--- CHALLENGE ---
Filter the records below down to lines containing "Hill".

++++++++

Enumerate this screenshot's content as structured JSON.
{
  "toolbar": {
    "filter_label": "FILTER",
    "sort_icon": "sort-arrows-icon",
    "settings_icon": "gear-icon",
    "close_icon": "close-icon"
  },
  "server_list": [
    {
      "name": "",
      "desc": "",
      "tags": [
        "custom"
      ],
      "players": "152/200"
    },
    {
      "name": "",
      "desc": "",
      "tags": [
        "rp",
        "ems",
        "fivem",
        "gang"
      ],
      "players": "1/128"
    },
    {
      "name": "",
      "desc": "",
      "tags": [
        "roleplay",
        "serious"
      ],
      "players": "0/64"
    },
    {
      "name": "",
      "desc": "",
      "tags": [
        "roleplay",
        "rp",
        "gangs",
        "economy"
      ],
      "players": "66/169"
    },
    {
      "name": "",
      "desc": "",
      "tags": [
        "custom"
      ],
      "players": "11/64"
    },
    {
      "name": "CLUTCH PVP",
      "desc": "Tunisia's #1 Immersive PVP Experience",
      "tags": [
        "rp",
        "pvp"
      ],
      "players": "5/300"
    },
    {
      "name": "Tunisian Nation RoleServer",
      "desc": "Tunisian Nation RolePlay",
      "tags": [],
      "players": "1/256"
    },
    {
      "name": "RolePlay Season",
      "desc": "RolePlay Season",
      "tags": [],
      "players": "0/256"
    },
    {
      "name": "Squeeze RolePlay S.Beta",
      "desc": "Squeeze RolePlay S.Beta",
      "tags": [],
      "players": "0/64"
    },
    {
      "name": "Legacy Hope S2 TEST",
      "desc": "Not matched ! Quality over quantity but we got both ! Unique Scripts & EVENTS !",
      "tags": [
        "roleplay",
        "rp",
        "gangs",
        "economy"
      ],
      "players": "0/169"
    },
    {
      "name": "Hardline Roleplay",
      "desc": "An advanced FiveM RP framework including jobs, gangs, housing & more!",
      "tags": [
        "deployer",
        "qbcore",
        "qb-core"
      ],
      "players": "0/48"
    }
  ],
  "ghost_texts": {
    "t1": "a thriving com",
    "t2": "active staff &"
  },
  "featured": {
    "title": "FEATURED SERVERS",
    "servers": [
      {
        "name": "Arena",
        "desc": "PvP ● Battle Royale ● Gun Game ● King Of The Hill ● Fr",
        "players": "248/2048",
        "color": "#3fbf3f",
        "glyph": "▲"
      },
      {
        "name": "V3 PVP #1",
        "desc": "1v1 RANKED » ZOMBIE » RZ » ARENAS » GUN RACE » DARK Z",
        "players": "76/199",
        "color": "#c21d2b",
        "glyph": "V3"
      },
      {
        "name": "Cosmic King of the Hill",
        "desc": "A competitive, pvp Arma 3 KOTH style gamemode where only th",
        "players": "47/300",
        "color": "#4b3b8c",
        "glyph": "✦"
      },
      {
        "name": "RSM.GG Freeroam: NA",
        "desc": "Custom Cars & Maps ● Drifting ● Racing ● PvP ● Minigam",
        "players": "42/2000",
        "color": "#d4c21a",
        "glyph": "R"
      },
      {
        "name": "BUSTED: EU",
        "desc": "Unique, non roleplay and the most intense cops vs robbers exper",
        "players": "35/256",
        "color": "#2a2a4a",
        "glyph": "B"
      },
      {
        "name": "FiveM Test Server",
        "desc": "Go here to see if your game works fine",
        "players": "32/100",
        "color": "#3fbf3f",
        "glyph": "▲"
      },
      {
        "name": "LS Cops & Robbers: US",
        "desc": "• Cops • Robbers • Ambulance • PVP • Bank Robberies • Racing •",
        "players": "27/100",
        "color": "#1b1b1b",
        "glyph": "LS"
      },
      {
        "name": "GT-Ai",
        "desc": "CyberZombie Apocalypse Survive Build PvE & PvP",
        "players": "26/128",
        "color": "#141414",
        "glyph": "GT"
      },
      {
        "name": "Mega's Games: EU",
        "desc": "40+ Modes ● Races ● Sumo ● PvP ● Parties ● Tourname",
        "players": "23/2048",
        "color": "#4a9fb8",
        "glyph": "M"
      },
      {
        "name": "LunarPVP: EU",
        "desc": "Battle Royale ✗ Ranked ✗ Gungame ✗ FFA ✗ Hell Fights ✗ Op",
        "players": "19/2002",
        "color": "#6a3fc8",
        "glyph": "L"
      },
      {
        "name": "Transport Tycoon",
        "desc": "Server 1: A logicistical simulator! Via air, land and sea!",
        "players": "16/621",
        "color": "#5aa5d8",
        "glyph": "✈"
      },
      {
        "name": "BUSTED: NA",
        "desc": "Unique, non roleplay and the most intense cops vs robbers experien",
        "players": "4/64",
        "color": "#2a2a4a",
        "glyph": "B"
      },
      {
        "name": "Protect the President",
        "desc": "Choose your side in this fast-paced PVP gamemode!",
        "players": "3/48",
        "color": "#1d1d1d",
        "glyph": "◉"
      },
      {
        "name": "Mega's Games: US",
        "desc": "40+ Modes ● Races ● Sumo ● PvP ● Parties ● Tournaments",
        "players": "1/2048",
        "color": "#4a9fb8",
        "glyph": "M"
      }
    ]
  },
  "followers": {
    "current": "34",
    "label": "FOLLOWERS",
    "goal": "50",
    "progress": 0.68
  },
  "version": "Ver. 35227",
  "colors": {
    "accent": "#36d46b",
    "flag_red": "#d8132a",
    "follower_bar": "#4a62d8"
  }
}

++++++++

--- SOLUTION TO THE EXERCISE ---
        "desc": "PvP ● Battle Royale ● Gun Game ● King Of The Hill ● Fr",
        "name": "Cosmic King of the Hill",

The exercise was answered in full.